===== Entries supplied =====

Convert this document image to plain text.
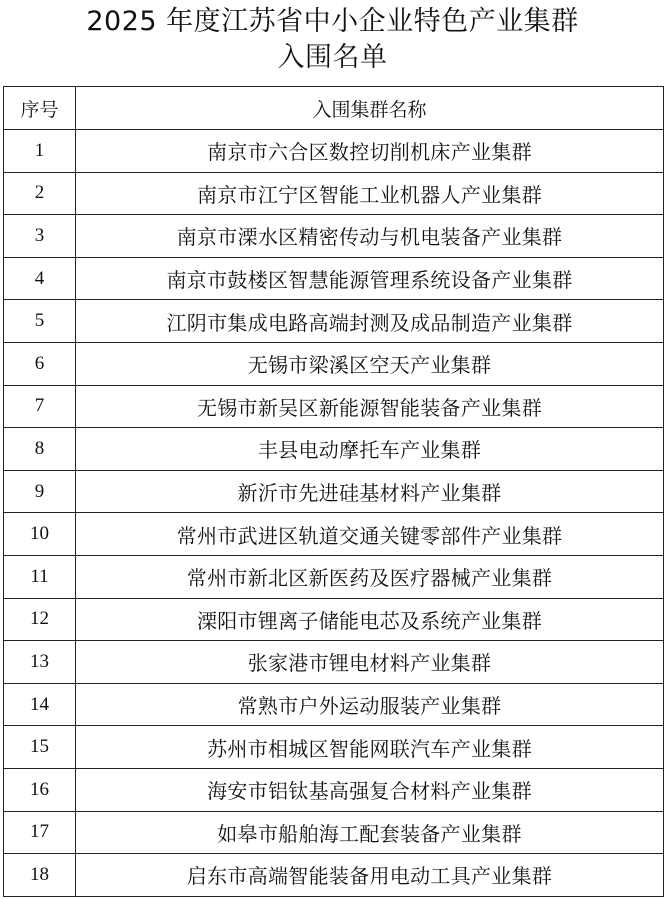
2025 年度江苏省中小企业特色产业集群
入围名单
序号	入围集群名称
1	南京市六合区数控切削机床产业集群
2	南京市江宁区智能工业机器人产业集群
3	南京市溧水区精密传动与机电装备产业集群
4	南京市鼓楼区智慧能源管理系统设备产业集群
5	江阴市集成电路高端封测及成品制造产业集群
6	无锡市梁溪区空天产业集群
7	无锡市新吴区新能源智能装备产业集群
8	丰县电动摩托车产业集群
9	新沂市先进硅基材料产业集群
10	常州市武进区轨道交通关键零部件产业集群
11	常州市新北区新医药及医疗器械产业集群
12	溧阳市锂离子储能电芯及系统产业集群
13	张家港市锂电材料产业集群
14	常熟市户外运动服装产业集群
15	苏州市相城区智能网联汽车产业集群
16	海安市铝钛基高强复合材料产业集群
17	如皋市船舶海工配套装备产业集群
18	启东市高端智能装备用电动工具产业集群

=====

* _Instructions for the task_
Pictures excluded, quote all the data above exactly.

* _Problem solution_
Convert this document image to plain text.
2025 年度江苏省中小企业特色产业集群
入围名单
序号	入围集群名称
1	南京市六合区数控切削机床产业集群
2	南京市江宁区智能工业机器人产业集群
3	南京市溧水区精密传动与机电装备产业集群
4	南京市鼓楼区智慧能源管理系统设备产业集群
5	江阴市集成电路高端封测及成品制造产业集群
6	无锡市梁溪区空天产业集群
7	无锡市新吴区新能源智能装备产业集群
8	丰县电动摩托车产业集群
9	新沂市先进硅基材料产业集群
10	常州市武进区轨道交通关键零部件产业集群
11	常州市新北区新医药及医疗器械产业集群
12	溧阳市锂离子储能电芯及系统产业集群
13	张家港市锂电材料产业集群
14	常熟市户外运动服装产业集群
15	苏州市相城区智能网联汽车产业集群
16	海安市铝钛基高强复合材料产业集群
17	如皋市船舶海工配套装备产业集群
18	启东市高端智能装备用电动工具产业集群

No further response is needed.